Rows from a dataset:
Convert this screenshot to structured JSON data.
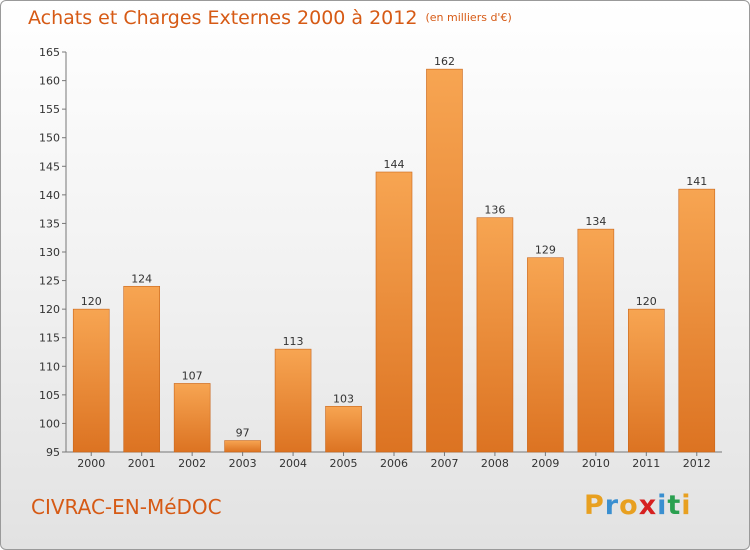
{
  "chart_data": {
    "type": "bar",
    "title": "Achats et Charges Externes 2000 à 2012",
    "subtitle": "(en milliers d'€)",
    "categories": [
      "2000",
      "2001",
      "2002",
      "2003",
      "2004",
      "2005",
      "2006",
      "2007",
      "2008",
      "2009",
      "2010",
      "2011",
      "2012"
    ],
    "values": [
      120,
      124,
      107,
      97,
      113,
      103,
      144,
      162,
      136,
      129,
      134,
      120,
      141
    ],
    "ylim": [
      95,
      165
    ],
    "yticks": [
      95,
      100,
      105,
      110,
      115,
      120,
      125,
      130,
      135,
      140,
      145,
      150,
      155,
      160,
      165
    ],
    "grid": false,
    "bar_color": "#f09a40"
  },
  "commune": "CIVRAC-EN-MéDOC",
  "logo": {
    "letters": [
      "P",
      "r",
      "o",
      "x",
      "i",
      "t",
      "i"
    ],
    "colors": [
      "#e8a020",
      "#3a8fd0",
      "#e8a020",
      "#d62020",
      "#3a8fd0",
      "#2aa050",
      "#e8a020"
    ]
  }
}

== WORK REQUIRED ==
All of the records above must be copied exactly, except for the pictures.

== CORRECT OUTPUT ==
Convert this screenshot to structured JSON data.
{
  "chart_data": {
    "type": "bar",
    "title": "Achats et Charges Externes 2000 à 2012",
    "subtitle": "(en milliers d'€)",
    "categories": [
      "2000",
      "2001",
      "2002",
      "2003",
      "2004",
      "2005",
      "2006",
      "2007",
      "2008",
      "2009",
      "2010",
      "2011",
      "2012"
    ],
    "values": [
      120,
      124,
      107,
      97,
      113,
      103,
      144,
      162,
      136,
      129,
      134,
      120,
      141
    ],
    "ylim": [
      95,
      165
    ],
    "yticks": [
      95,
      100,
      105,
      110,
      115,
      120,
      125,
      130,
      135,
      140,
      145,
      150,
      155,
      160,
      165
    ],
    "grid": false,
    "bar_color": "#f09a40"
  },
  "commune": "CIVRAC-EN-MéDOC",
  "logo": {
    "letters": [
      "P",
      "r",
      "o",
      "x",
      "i",
      "t",
      "i"
    ],
    "colors": [
      "#e8a020",
      "#3a8fd0",
      "#e8a020",
      "#d62020",
      "#3a8fd0",
      "#2aa050",
      "#e8a020"
    ]
  }
}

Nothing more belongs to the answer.